* _你的任务_
将下面的材料逐行原样照抄，每一行都要抄到。标示图片的那一行不要写进答案。

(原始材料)

—————

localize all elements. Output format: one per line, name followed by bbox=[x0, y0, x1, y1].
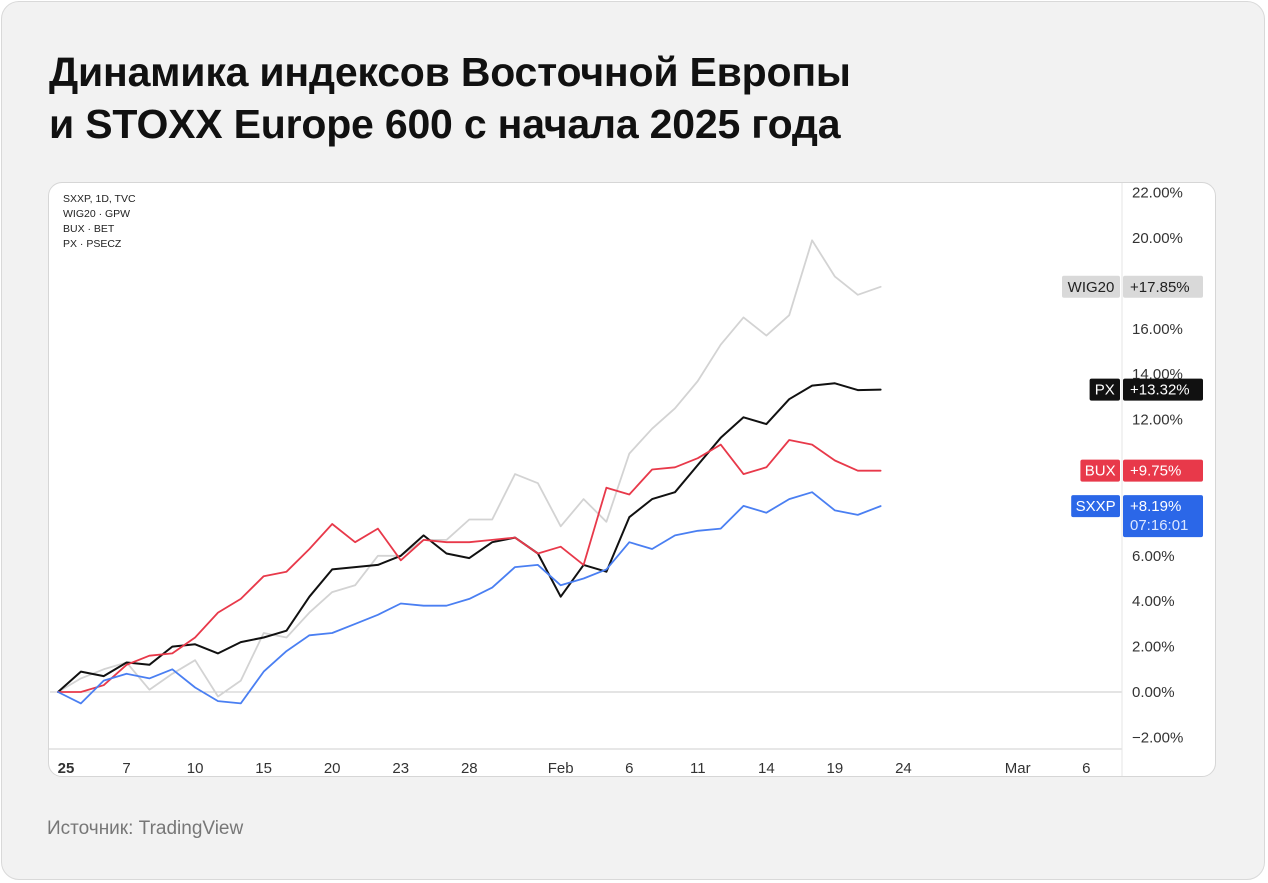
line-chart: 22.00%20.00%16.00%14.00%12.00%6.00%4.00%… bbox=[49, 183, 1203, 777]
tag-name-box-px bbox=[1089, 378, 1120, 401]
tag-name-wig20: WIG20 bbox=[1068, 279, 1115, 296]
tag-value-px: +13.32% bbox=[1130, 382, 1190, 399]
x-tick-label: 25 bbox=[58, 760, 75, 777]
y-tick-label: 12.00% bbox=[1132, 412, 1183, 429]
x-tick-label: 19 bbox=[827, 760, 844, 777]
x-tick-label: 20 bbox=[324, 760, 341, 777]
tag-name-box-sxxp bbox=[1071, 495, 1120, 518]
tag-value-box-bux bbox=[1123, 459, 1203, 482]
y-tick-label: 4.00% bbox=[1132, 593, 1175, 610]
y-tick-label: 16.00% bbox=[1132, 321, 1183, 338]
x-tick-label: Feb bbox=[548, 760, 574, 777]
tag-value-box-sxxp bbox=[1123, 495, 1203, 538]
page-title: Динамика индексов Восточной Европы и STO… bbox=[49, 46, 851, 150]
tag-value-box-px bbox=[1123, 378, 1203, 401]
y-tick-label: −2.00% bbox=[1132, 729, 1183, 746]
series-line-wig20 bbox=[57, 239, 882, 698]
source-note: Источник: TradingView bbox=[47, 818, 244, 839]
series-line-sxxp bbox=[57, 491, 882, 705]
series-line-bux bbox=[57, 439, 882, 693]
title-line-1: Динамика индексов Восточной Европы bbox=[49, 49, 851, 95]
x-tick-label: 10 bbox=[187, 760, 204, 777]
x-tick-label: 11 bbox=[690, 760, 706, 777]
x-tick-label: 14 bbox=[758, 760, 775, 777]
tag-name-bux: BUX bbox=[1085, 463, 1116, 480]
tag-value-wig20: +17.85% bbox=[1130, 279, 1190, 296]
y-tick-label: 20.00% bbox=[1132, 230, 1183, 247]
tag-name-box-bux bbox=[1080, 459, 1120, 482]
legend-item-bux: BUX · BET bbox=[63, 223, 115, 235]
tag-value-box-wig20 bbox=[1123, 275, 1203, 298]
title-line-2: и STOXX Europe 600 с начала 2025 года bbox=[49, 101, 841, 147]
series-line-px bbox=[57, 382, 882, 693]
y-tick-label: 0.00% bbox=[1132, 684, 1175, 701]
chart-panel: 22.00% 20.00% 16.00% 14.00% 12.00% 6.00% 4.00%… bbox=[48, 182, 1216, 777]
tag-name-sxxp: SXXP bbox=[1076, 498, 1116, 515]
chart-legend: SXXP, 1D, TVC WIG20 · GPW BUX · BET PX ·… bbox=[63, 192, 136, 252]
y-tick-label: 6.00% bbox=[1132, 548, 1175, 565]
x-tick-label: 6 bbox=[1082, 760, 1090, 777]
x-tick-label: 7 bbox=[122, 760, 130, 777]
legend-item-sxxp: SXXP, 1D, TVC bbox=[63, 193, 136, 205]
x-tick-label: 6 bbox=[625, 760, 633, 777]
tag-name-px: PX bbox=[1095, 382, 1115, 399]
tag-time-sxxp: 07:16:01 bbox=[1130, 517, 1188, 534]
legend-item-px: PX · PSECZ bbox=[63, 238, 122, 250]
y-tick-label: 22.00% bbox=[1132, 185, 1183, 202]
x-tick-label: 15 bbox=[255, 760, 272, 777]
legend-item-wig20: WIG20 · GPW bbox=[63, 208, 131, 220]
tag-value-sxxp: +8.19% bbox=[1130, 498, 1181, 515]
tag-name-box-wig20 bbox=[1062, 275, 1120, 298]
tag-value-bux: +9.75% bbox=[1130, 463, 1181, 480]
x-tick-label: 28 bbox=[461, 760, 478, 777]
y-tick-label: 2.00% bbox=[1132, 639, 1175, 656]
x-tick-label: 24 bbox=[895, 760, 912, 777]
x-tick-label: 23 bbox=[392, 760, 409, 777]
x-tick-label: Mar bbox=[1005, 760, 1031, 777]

—————

* _参考解答_
localize all elements. Output format: one per line, name followed by bbox=[x0, y0, x1, y1].
line-chart: 22.00%20.00%16.00%14.00%12.00%6.00%4.00%… bbox=[49, 183, 1203, 777]
tag-name-box-px bbox=[1089, 378, 1120, 401]
tag-name-wig20: WIG20 bbox=[1068, 279, 1115, 296]
tag-value-px: +13.32% bbox=[1130, 382, 1190, 399]
x-tick-label: 25 bbox=[58, 760, 75, 777]
y-tick-label: 12.00% bbox=[1132, 412, 1183, 429]
x-tick-label: 19 bbox=[827, 760, 844, 777]
x-tick-label: 20 bbox=[324, 760, 341, 777]
tag-name-box-sxxp bbox=[1071, 495, 1120, 518]
tag-value-box-bux bbox=[1123, 459, 1203, 482]
y-tick-label: 4.00% bbox=[1132, 593, 1175, 610]
y-tick-label: 16.00% bbox=[1132, 321, 1183, 338]
x-tick-label: Feb bbox=[548, 760, 574, 777]
tag-value-box-sxxp bbox=[1123, 495, 1203, 538]
page-title: Динамика индексов Восточной Европы и STO… bbox=[49, 46, 851, 150]
tag-value-box-px bbox=[1123, 378, 1203, 401]
y-tick-label: −2.00% bbox=[1132, 729, 1183, 746]
series-line-wig20 bbox=[57, 239, 882, 698]
source-note: Источник: TradingView bbox=[47, 818, 244, 839]
series-line-sxxp bbox=[57, 491, 882, 705]
series-line-bux bbox=[57, 439, 882, 693]
title-line-1: Динамика индексов Восточной Европы bbox=[49, 49, 851, 95]
x-tick-label: 10 bbox=[187, 760, 204, 777]
x-tick-label: 11 bbox=[690, 760, 706, 777]
x-tick-label: 14 bbox=[758, 760, 775, 777]
tag-name-bux: BUX bbox=[1085, 463, 1116, 480]
tag-value-wig20: +17.85% bbox=[1130, 279, 1190, 296]
y-tick-label: 20.00% bbox=[1132, 230, 1183, 247]
tag-name-box-bux bbox=[1080, 459, 1120, 482]
legend-item-bux: BUX · BET bbox=[63, 223, 115, 235]
tag-value-box-wig20 bbox=[1123, 275, 1203, 298]
title-line-2: и STOXX Europe 600 с начала 2025 года bbox=[49, 101, 841, 147]
series-line-px bbox=[57, 382, 882, 693]
y-tick-label: 0.00% bbox=[1132, 684, 1175, 701]
chart-panel: 22.00% 20.00% 16.00% 14.00% 12.00% 6.00% 4.00%… bbox=[48, 182, 1216, 777]
tag-name-sxxp: SXXP bbox=[1076, 498, 1116, 515]
chart-legend: SXXP, 1D, TVC WIG20 · GPW BUX · BET PX ·… bbox=[63, 192, 136, 252]
y-tick-label: 6.00% bbox=[1132, 548, 1175, 565]
x-tick-label: 6 bbox=[1082, 760, 1090, 777]
x-tick-label: 7 bbox=[122, 760, 130, 777]
legend-item-sxxp: SXXP, 1D, TVC bbox=[63, 193, 136, 205]
x-tick-label: 6 bbox=[625, 760, 633, 777]
tag-name-px: PX bbox=[1095, 382, 1115, 399]
tag-time-sxxp: 07:16:01 bbox=[1130, 517, 1188, 534]
legend-item-px: PX · PSECZ bbox=[63, 238, 122, 250]
y-tick-label: 22.00% bbox=[1132, 185, 1183, 202]
x-tick-label: 15 bbox=[255, 760, 272, 777]
legend-item-wig20: WIG20 · GPW bbox=[63, 208, 131, 220]
tag-value-sxxp: +8.19% bbox=[1130, 498, 1181, 515]
tag-name-box-wig20 bbox=[1062, 275, 1120, 298]
tag-value-bux: +9.75% bbox=[1130, 463, 1181, 480]
x-tick-label: 28 bbox=[461, 760, 478, 777]
y-tick-label: 2.00% bbox=[1132, 639, 1175, 656]
x-tick-label: 24 bbox=[895, 760, 912, 777]
x-tick-label: 23 bbox=[392, 760, 409, 777]
x-tick-label: Mar bbox=[1005, 760, 1031, 777]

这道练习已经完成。